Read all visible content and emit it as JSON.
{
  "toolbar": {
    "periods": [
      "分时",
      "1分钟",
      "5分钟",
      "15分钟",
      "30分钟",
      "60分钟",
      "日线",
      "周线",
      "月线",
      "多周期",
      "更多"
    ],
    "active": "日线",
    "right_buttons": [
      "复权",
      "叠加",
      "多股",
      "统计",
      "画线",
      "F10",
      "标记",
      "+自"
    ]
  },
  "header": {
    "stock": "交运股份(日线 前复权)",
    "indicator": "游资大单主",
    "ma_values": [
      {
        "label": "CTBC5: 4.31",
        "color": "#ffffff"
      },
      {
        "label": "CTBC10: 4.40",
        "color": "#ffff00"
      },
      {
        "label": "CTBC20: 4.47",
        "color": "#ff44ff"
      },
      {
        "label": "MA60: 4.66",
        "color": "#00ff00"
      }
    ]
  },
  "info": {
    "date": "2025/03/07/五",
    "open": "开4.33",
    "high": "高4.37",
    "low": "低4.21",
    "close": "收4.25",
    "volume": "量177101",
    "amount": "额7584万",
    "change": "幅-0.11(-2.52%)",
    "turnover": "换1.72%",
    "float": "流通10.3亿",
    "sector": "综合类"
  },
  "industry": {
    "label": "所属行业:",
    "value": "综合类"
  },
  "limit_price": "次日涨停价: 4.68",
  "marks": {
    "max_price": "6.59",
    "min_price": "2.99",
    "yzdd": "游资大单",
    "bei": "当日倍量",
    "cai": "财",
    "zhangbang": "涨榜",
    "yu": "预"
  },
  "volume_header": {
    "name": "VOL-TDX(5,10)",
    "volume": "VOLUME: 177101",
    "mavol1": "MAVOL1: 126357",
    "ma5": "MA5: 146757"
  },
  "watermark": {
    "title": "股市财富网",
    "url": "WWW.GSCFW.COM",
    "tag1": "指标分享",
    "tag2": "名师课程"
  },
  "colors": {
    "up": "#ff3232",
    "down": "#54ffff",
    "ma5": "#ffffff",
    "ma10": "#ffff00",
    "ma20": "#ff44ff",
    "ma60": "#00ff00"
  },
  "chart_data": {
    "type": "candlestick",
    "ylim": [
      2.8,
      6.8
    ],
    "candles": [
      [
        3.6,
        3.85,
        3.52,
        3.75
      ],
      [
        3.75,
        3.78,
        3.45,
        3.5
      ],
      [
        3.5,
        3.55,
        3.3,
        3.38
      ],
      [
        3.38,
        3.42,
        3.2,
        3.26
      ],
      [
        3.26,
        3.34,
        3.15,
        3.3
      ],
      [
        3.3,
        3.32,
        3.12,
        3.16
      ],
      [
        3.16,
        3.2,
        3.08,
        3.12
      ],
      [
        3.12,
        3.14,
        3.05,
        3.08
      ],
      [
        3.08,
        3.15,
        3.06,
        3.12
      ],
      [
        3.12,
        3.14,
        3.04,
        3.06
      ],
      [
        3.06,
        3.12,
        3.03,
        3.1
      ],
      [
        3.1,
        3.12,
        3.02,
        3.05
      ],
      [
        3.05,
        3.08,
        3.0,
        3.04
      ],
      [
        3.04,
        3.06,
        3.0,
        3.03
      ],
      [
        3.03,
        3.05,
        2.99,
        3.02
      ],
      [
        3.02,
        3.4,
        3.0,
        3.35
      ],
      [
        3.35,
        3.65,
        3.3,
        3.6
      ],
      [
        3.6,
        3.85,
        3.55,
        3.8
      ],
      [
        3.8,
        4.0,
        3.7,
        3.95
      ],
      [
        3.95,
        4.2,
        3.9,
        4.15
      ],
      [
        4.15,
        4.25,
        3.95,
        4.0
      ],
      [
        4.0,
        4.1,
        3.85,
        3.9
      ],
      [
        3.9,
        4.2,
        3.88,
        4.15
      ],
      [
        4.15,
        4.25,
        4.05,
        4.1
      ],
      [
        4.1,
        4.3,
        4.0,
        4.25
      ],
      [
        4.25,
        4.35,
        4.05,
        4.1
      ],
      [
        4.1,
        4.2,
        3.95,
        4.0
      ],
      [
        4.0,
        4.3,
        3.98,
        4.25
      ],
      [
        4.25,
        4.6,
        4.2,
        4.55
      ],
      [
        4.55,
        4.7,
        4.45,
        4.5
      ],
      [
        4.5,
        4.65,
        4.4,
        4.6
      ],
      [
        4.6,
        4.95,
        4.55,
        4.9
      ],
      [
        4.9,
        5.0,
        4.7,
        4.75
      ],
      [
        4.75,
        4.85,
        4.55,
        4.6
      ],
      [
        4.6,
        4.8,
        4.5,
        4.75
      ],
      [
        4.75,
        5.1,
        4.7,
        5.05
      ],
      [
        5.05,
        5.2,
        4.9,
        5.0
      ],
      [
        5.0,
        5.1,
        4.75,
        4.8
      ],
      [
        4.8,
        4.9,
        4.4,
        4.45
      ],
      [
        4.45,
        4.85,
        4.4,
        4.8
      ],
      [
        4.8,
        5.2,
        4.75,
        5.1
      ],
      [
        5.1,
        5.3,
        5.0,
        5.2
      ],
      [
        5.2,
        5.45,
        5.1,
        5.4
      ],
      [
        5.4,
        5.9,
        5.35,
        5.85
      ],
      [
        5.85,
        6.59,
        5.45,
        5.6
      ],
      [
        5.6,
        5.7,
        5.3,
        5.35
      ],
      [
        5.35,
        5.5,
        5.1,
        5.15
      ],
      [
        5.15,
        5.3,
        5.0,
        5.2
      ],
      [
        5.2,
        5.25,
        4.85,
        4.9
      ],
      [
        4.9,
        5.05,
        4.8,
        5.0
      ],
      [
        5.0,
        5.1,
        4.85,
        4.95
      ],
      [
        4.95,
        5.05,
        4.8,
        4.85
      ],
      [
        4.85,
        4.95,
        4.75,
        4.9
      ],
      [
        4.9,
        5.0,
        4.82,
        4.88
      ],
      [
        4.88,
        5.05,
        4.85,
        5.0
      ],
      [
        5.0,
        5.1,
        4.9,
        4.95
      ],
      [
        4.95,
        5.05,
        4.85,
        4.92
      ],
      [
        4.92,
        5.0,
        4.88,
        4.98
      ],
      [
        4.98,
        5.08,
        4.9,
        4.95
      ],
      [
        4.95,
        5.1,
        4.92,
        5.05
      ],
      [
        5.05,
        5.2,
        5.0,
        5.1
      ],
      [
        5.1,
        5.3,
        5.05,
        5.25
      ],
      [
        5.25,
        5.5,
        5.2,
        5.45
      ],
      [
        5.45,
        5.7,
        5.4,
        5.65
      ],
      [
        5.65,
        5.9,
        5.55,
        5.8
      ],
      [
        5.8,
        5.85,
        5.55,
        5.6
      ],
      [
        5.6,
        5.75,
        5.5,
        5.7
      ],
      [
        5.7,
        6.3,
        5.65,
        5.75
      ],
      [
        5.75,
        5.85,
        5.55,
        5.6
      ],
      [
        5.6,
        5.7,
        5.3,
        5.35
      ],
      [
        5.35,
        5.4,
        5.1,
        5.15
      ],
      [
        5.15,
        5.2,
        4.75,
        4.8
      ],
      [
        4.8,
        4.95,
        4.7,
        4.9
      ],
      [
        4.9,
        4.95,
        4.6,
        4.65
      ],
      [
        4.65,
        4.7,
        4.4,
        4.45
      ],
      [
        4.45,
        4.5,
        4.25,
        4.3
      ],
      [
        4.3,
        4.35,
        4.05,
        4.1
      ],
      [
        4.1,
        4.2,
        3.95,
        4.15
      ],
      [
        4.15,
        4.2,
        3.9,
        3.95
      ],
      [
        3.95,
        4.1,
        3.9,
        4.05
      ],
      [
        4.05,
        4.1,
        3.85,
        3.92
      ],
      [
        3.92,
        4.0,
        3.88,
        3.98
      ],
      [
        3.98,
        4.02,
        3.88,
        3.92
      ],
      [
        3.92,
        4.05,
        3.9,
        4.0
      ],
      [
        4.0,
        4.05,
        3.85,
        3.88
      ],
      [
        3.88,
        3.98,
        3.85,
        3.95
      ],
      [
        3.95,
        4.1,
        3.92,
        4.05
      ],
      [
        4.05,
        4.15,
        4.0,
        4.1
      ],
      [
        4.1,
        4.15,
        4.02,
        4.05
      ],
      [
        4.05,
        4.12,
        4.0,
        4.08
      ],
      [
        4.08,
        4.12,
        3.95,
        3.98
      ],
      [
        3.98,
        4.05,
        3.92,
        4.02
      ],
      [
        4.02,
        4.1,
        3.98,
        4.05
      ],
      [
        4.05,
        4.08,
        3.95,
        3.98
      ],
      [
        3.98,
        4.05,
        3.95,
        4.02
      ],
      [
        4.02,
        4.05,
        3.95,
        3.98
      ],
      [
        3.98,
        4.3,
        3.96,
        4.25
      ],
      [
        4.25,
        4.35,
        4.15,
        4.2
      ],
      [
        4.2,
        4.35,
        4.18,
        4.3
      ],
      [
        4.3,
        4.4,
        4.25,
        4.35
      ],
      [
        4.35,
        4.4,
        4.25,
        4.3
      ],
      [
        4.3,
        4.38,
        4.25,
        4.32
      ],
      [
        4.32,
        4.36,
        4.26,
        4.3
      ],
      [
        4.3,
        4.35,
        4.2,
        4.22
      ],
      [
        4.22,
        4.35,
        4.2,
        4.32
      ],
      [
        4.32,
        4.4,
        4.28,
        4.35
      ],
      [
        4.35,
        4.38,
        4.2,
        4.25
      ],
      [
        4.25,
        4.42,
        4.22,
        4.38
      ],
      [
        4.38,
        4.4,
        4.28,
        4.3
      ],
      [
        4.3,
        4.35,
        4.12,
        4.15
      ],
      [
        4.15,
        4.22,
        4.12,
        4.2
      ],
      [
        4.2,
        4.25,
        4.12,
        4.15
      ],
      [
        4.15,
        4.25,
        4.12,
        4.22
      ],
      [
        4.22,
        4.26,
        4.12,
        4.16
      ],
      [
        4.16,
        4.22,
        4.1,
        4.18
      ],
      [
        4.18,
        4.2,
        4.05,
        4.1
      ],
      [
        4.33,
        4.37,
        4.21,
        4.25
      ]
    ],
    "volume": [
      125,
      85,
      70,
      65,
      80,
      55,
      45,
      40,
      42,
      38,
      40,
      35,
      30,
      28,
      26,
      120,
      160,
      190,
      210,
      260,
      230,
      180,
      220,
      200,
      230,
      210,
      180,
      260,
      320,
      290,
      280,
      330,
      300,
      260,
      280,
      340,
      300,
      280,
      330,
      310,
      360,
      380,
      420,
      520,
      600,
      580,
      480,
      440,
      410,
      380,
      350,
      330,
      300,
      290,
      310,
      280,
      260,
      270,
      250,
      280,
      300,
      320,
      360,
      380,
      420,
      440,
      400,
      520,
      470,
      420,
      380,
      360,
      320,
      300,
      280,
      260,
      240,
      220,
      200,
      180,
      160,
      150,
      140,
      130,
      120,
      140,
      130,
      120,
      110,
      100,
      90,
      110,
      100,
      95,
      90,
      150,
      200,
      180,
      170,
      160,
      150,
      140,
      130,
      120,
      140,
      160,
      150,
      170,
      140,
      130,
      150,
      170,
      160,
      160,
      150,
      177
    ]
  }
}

Stated problem — Report how many lines in the data include the word "label", and give nothing but the count.

Task answer — 5